OBJECTIVE: Search the records for "triangle". Copy every line where it appears.

-- START OF INPUT ROWS --

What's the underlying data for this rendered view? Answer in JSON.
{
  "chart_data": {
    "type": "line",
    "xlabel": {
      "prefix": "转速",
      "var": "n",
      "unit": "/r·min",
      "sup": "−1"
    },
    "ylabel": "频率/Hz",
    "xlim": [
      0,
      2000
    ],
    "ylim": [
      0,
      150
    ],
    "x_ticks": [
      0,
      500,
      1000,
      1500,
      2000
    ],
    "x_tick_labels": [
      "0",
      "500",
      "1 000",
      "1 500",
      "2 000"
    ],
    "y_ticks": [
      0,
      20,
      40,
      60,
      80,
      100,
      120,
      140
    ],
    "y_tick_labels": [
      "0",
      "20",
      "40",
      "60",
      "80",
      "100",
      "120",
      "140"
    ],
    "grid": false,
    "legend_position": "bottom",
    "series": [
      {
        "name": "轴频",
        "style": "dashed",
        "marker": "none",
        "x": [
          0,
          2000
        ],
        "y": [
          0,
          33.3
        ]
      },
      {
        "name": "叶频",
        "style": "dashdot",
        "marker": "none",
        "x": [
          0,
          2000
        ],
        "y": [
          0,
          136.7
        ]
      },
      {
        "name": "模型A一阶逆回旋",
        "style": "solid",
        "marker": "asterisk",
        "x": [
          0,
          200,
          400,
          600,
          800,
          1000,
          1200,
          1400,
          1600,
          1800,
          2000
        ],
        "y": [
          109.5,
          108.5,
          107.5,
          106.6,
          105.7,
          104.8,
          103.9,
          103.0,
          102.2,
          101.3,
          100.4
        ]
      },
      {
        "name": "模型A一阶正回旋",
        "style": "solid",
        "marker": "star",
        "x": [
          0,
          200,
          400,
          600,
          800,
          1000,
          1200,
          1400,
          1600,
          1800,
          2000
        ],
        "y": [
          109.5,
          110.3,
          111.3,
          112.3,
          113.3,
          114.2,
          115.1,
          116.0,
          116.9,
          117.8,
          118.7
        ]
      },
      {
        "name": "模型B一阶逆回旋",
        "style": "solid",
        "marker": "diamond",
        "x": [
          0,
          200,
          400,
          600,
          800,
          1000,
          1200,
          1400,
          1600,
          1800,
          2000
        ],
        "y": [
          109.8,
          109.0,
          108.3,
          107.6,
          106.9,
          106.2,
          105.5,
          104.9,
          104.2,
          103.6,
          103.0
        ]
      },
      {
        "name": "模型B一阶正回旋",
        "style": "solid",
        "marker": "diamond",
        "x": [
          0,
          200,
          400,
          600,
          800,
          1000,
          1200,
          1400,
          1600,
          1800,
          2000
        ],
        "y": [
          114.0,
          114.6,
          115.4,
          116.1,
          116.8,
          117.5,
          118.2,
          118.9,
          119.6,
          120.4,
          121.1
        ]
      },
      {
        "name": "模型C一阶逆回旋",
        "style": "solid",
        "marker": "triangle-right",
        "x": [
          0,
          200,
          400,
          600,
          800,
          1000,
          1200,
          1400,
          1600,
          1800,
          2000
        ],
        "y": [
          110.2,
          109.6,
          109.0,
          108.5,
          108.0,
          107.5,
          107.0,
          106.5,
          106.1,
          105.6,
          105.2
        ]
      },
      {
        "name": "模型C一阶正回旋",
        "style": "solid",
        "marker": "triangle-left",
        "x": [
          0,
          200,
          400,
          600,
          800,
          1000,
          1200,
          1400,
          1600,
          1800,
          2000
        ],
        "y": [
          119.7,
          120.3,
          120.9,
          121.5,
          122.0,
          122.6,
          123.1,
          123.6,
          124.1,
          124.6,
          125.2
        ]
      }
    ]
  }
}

-- END OF INPUT ROWS --

ANSWER TO THIS PROBLEM:
        "marker": "triangle-right",
        "marker": "triangle-left",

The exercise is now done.